▶ [INPUT ROWS]
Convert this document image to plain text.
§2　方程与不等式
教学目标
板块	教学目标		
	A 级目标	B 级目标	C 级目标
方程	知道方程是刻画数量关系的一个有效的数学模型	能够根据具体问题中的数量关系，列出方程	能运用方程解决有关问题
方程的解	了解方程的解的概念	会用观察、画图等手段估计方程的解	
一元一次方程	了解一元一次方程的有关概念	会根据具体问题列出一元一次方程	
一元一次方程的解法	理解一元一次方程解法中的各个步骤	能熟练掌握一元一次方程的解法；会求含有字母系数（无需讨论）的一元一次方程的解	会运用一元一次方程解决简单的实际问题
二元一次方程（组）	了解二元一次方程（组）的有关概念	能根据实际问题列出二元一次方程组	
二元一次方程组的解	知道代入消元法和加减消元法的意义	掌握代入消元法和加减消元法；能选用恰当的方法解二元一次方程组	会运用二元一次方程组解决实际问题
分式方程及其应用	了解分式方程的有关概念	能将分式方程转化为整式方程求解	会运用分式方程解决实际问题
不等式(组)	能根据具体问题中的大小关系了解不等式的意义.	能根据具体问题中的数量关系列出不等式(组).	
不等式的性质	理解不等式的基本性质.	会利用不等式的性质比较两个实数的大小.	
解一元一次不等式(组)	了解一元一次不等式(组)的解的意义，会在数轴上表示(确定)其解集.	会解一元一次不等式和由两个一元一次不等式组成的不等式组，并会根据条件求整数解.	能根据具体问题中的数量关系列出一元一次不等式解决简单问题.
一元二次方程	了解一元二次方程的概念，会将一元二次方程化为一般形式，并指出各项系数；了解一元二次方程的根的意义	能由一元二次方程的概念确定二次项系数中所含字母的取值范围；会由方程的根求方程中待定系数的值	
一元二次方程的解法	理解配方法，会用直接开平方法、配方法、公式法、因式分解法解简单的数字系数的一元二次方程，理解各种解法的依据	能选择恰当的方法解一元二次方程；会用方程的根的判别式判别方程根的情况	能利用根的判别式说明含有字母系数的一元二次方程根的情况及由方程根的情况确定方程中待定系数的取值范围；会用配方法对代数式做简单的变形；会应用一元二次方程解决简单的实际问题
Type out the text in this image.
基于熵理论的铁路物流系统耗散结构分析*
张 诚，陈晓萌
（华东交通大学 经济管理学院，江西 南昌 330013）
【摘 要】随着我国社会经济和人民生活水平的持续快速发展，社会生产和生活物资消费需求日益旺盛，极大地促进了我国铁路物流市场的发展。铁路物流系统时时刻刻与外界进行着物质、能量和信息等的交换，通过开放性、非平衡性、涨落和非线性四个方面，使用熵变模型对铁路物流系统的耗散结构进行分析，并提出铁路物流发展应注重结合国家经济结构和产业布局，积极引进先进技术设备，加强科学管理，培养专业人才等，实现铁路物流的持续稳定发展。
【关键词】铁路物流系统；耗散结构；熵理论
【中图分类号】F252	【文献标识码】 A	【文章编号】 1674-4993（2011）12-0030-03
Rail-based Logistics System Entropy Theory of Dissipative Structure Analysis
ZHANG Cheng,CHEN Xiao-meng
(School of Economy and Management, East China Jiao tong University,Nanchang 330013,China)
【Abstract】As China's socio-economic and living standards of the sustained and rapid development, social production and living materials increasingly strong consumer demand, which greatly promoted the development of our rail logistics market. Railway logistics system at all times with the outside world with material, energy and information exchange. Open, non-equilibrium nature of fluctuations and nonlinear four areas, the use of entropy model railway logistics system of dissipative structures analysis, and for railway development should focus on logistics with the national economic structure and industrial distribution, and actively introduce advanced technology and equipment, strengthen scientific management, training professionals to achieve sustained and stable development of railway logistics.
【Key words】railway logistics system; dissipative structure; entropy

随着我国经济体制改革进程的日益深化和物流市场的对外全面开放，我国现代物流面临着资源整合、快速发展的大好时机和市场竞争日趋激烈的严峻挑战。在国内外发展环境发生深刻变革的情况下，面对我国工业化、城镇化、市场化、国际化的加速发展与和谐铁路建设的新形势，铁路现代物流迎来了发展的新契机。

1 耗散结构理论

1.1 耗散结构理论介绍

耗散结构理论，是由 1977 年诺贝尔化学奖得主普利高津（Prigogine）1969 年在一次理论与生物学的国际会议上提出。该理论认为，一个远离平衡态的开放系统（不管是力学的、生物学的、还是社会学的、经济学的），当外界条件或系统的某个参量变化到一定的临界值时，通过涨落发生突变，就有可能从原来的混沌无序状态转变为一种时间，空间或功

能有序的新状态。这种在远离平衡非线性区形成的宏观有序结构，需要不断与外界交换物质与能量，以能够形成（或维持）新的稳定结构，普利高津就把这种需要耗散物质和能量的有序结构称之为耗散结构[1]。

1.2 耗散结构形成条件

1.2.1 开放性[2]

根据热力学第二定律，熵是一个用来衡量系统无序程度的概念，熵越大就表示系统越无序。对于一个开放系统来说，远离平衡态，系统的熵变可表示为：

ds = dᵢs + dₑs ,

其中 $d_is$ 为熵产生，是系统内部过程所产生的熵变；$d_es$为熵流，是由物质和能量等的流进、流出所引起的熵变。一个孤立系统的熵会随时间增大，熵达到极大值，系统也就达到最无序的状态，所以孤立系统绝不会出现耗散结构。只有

▶ [WORK REQUIRED] Reply with one number: the count of lines in the entries that include the word "text".

▶ [EXERCISE ANSWER] 2